◆ **Exercise objective**
Work out how many lines of the listing hold the string "document", then answer with that number and nothing else.

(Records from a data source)
········

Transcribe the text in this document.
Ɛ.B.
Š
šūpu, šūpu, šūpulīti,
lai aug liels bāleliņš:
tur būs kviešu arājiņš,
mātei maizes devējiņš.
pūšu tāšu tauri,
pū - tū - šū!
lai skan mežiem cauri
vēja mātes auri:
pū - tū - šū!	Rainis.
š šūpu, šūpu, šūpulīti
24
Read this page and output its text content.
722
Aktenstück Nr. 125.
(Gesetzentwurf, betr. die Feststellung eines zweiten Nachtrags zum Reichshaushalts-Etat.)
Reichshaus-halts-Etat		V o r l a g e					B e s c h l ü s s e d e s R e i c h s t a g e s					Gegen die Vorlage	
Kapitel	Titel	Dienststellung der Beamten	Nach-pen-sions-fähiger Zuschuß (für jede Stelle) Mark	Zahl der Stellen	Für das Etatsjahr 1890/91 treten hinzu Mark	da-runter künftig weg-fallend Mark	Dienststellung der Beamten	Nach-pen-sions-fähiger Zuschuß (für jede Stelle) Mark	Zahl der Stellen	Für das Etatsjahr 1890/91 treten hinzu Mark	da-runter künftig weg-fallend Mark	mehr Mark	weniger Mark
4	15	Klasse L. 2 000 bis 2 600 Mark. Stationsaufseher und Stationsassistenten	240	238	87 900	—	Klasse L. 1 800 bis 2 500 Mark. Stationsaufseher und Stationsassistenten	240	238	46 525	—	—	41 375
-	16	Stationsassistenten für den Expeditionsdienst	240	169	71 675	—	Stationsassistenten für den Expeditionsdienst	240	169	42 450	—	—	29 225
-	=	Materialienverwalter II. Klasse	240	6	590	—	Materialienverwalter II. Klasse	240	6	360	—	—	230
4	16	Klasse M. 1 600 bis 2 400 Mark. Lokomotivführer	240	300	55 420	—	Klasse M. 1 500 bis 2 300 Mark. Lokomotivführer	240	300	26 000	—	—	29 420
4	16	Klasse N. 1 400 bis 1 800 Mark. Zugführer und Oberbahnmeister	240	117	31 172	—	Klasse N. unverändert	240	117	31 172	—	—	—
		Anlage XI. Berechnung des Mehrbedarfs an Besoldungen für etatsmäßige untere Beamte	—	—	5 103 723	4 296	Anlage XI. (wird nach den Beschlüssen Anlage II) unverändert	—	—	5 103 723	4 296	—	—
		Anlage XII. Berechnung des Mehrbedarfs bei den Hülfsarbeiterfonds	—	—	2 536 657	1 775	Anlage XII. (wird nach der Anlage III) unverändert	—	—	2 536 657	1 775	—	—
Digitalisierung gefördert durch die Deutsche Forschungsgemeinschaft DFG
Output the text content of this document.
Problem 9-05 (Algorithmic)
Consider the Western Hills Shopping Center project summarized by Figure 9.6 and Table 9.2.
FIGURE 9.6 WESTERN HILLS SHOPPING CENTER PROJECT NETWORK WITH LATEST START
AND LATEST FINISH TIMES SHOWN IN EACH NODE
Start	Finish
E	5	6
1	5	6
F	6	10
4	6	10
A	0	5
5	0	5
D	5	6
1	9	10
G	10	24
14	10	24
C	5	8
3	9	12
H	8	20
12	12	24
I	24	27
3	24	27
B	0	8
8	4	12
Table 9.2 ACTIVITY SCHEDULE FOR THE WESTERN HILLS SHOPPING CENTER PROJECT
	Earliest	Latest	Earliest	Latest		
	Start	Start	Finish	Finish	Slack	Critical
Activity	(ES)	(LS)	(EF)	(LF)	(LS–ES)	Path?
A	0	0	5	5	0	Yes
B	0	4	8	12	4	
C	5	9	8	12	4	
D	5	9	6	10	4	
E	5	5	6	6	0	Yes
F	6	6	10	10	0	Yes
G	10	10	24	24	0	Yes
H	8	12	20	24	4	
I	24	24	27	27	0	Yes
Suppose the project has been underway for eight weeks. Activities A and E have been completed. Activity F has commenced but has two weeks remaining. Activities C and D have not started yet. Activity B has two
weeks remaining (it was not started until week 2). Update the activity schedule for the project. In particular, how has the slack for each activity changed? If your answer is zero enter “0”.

········

◆ **Complete response**
2